(Dataset entries)
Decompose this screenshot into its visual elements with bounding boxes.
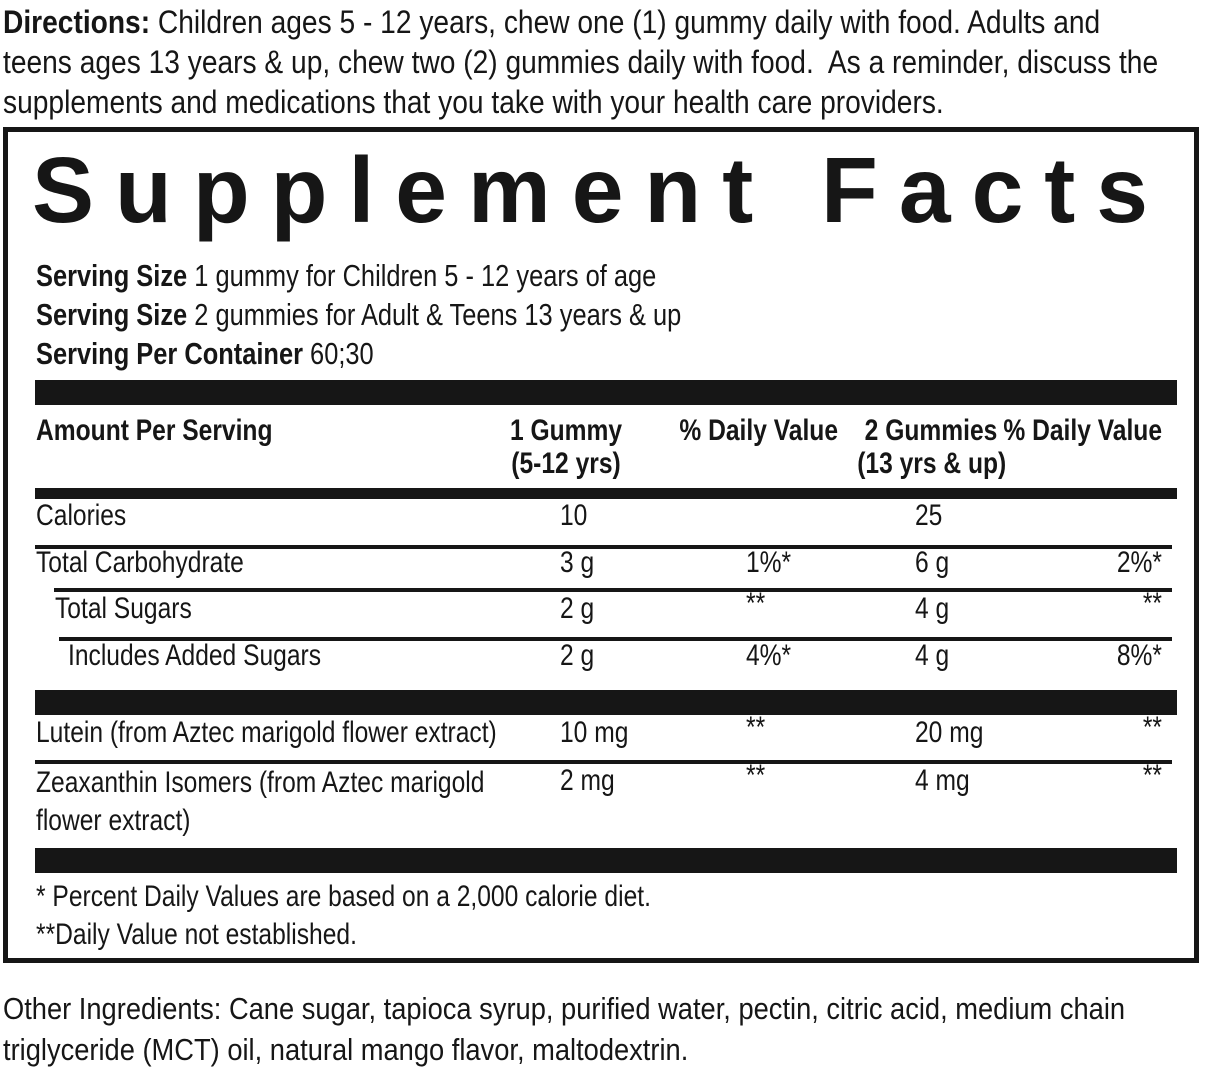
dv-cell: 4%* [746,639,792,672]
dv-cell: 2%* [1116,546,1162,579]
serving-size-1-value: 1 gummy for Children 5 - 12 years of age [194,258,657,293]
other-ingredients-line1: Other Ingredients: Cane sugar, tapioca s… [3,991,1126,1026]
other-ingredients-text: Other Ingredients: Cane sugar, tapioca s… [3,988,1214,1070]
dv-cell: ** [1142,759,1162,792]
row-name: Includes Added Sugars [68,639,322,672]
serving-info: Serving Size 1 gummy for Children 5 - 12… [36,256,823,373]
other-ingredients-line2: triglyceride (MCT) oil, natural mango fl… [3,1032,689,1067]
servings-per-container-value: 60;30 [310,336,374,371]
row-separator-rule [54,588,1172,592]
supplement-facts-panel: Supplement Facts Serving Size 1 gummy fo… [3,127,1199,963]
column-header-gummy1: 1 Gummy (5-12 yrs) [509,414,623,480]
value-cell: 2 g [560,639,595,672]
value-cell: 10 mg [560,716,629,749]
thick-separator-bar-middle [35,690,1177,715]
value-cell: 4 g [915,592,950,625]
column-header-amount: Amount Per Serving [36,414,273,447]
value-cell: 2 g [560,592,595,625]
servings-per-container-label: Serving Per Container [36,336,303,371]
value-cell: 2 mg [560,764,615,797]
panel-title: Supplement Facts [32,138,1169,242]
serving-size-2-value: 2 gummies for Adult & Teens 13 years & u… [194,297,682,332]
serving-size-2-label: Serving Size [36,297,188,332]
dv-cell: ** [746,587,766,620]
row-separator-rule [59,637,1172,641]
directions-line1: Children ages 5 - 12 years, chew one (1)… [150,4,1101,40]
value-cell: 10 [560,499,588,532]
dv-cell: ** [746,711,766,744]
dv-cell: 1%* [746,546,792,579]
value-cell: 3 g [560,546,595,579]
footnote-daily-values: * Percent Daily Values are based on a 2,… [36,880,651,913]
thick-separator-bar-bottom [35,848,1177,873]
dv-cell: ** [1142,711,1162,744]
directions-label: Directions: [3,4,151,40]
row-separator-rule [35,545,1172,549]
value-cell: 4 g [915,639,950,672]
column-header-dv1: % Daily Value [679,414,839,447]
row-separator-rule [35,760,1172,764]
value-cell: 20 mg [915,716,984,749]
dv-cell: 8%* [1116,639,1162,672]
row-name: Total Sugars [55,592,192,625]
row-name: Total Carbohydrate [36,546,244,579]
directions-text: Directions: Children ages 5 - 12 years, … [3,2,1214,122]
column-header-dv2: % Daily Value [1003,414,1162,447]
row-name-line1: Zeaxanthin Isomers (from Aztec marigold [36,766,485,799]
thick-separator-bar-top [35,380,1177,405]
row-name: Calories [36,499,127,532]
value-cell: 25 [915,499,943,532]
dv-cell: ** [1142,587,1162,620]
row-name: Lutein (from Aztec marigold flower extra… [36,716,497,749]
directions-line2: teens ages 13 years & up, chew two (2) g… [3,44,1159,80]
column-header-gummy2: 2 Gummies (13 yrs & up) [857,414,1007,480]
dv-cell: ** [746,759,766,792]
row-name-line2: flower extract) [36,804,191,837]
directions-line3: supplements and medications that you tak… [3,84,944,120]
serving-size-1-label: Serving Size [36,258,188,293]
value-cell: 6 g [915,546,950,579]
footnote-not-established: **Daily Value not established. [36,918,357,951]
medium-separator-bar [35,488,1177,499]
value-cell: 4 mg [915,764,970,797]
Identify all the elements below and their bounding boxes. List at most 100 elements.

(Task details)
Transcribe all of the lines above verbatim, omitting the pictures.

(Completed task)
Decompose this screenshot into its visual elements with bounding boxes.
dv-cell: 4%* [746,639,792,672]
dv-cell: 2%* [1116,546,1162,579]
serving-size-1-value: 1 gummy for Children 5 - 12 years of age [194,258,657,293]
other-ingredients-line1: Other Ingredients: Cane sugar, tapioca s… [3,991,1126,1026]
other-ingredients-text: Other Ingredients: Cane sugar, tapioca s… [3,988,1214,1070]
dv-cell: ** [1142,759,1162,792]
row-name: Includes Added Sugars [68,639,322,672]
serving-info: Serving Size 1 gummy for Children 5 - 12… [36,256,823,373]
other-ingredients-line2: triglyceride (MCT) oil, natural mango fl… [3,1032,689,1067]
servings-per-container-value: 60;30 [310,336,374,371]
row-separator-rule [54,588,1172,592]
supplement-facts-panel: Supplement Facts Serving Size 1 gummy fo… [3,127,1199,963]
column-header-gummy1: 1 Gummy (5-12 yrs) [509,414,623,480]
value-cell: 2 g [560,639,595,672]
value-cell: 10 mg [560,716,629,749]
thick-separator-bar-middle [35,690,1177,715]
value-cell: 4 g [915,592,950,625]
column-header-amount: Amount Per Serving [36,414,273,447]
value-cell: 2 g [560,592,595,625]
servings-per-container-label: Serving Per Container [36,336,303,371]
value-cell: 2 mg [560,764,615,797]
panel-title: Supplement Facts [32,138,1169,242]
serving-size-2-value: 2 gummies for Adult & Teens 13 years & u… [194,297,682,332]
serving-size-2-label: Serving Size [36,297,188,332]
dv-cell: ** [746,587,766,620]
row-separator-rule [59,637,1172,641]
directions-line1: Children ages 5 - 12 years, chew one (1)… [150,4,1101,40]
value-cell: 10 [560,499,588,532]
dv-cell: ** [746,711,766,744]
dv-cell: 1%* [746,546,792,579]
value-cell: 3 g [560,546,595,579]
footnote-daily-values: * Percent Daily Values are based on a 2,… [36,880,651,913]
thick-separator-bar-bottom [35,848,1177,873]
dv-cell: ** [1142,711,1162,744]
directions-label: Directions: [3,4,151,40]
row-separator-rule [35,545,1172,549]
value-cell: 4 g [915,639,950,672]
column-header-dv1: % Daily Value [679,414,839,447]
row-separator-rule [35,760,1172,764]
value-cell: 20 mg [915,716,984,749]
dv-cell: 8%* [1116,639,1162,672]
row-name: Total Sugars [55,592,192,625]
row-name: Total Carbohydrate [36,546,244,579]
directions-text: Directions: Children ages 5 - 12 years, … [3,2,1214,122]
column-header-dv2: % Daily Value [1003,414,1162,447]
row-name-line1: Zeaxanthin Isomers (from Aztec marigold [36,766,485,799]
thick-separator-bar-top [35,380,1177,405]
row-name: Calories [36,499,127,532]
value-cell: 25 [915,499,943,532]
dv-cell: ** [1142,587,1162,620]
row-name: Lutein (from Aztec marigold flower extra… [36,716,497,749]
directions-line2: teens ages 13 years & up, chew two (2) g… [3,44,1159,80]
column-header-gummy2: 2 Gummies (13 yrs & up) [857,414,1007,480]
dv-cell: ** [746,759,766,792]
row-name-line2: flower extract) [36,804,191,837]
directions-line3: supplements and medications that you tak… [3,84,944,120]
serving-size-1-label: Serving Size [36,258,188,293]
value-cell: 6 g [915,546,950,579]
footnote-not-established: **Daily Value not established. [36,918,357,951]
medium-separator-bar [35,488,1177,499]
value-cell: 4 mg [915,764,970,797]
Identify all the elements below and their bounding boxes. List at most 100 elements.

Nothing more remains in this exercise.